> _Task instructions_
It is required that all of the data be written out exactly.

begin Material shown

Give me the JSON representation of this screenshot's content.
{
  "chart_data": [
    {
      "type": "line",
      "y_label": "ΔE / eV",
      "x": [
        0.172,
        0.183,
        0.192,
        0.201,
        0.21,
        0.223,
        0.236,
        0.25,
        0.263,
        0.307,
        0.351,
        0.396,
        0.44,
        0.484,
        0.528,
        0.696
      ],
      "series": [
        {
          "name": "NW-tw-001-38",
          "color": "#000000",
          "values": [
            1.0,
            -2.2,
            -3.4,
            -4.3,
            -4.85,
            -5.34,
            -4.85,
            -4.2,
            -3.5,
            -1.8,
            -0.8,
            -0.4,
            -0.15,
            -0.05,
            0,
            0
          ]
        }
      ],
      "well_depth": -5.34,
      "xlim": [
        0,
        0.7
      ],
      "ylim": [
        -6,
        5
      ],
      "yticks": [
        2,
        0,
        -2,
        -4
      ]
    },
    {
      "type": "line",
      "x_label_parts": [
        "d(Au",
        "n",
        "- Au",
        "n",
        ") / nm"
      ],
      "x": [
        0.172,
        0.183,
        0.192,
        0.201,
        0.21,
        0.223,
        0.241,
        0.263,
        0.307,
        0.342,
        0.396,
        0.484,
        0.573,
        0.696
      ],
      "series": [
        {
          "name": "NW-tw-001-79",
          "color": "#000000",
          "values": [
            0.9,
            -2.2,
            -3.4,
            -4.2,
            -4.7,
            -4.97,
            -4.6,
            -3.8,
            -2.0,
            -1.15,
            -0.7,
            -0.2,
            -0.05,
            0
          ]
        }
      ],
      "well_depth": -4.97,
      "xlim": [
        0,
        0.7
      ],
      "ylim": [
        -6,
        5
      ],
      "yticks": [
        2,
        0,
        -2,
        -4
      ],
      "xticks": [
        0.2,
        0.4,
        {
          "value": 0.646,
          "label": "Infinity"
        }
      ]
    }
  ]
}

end Material shown

> _The reply_
Give me the JSON representation of this screenshot's content.
{
  "chart_data": [
    {
      "type": "line",
      "y_label": "ΔE / eV",
      "x": [
        0.172,
        0.183,
        0.192,
        0.201,
        0.21,
        0.223,
        0.236,
        0.25,
        0.263,
        0.307,
        0.351,
        0.396,
        0.44,
        0.484,
        0.528,
        0.696
      ],
      "series": [
        {
          "name": "NW-tw-001-38",
          "color": "#000000",
          "values": [
            1.0,
            -2.2,
            -3.4,
            -4.3,
            -4.85,
            -5.34,
            -4.85,
            -4.2,
            -3.5,
            -1.8,
            -0.8,
            -0.4,
            -0.15,
            -0.05,
            0,
            0
          ]
        }
      ],
      "well_depth": -5.34,
      "xlim": [
        0,
        0.7
      ],
      "ylim": [
        -6,
        5
      ],
      "yticks": [
        2,
        0,
        -2,
        -4
      ]
    },
    {
      "type": "line",
      "x_label_parts": [
        "d(Au",
        "n",
        "- Au",
        "n",
        ") / nm"
      ],
      "x": [
        0.172,
        0.183,
        0.192,
        0.201,
        0.21,
        0.223,
        0.241,
        0.263,
        0.307,
        0.342,
        0.396,
        0.484,
        0.573,
        0.696
      ],
      "series": [
        {
          "name": "NW-tw-001-79",
          "color": "#000000",
          "values": [
            0.9,
            -2.2,
            -3.4,
            -4.2,
            -4.7,
            -4.97,
            -4.6,
            -3.8,
            -2.0,
            -1.15,
            -0.7,
            -0.2,
            -0.05,
            0
          ]
        }
      ],
      "well_depth": -4.97,
      "xlim": [
        0,
        0.7
      ],
      "ylim": [
        -6,
        5
      ],
      "yticks": [
        2,
        0,
        -2,
        -4
      ],
      "xticks": [
        0.2,
        0.4,
        {
          "value": 0.646,
          "label": "Infinity"
        }
      ]
    }
  ]
}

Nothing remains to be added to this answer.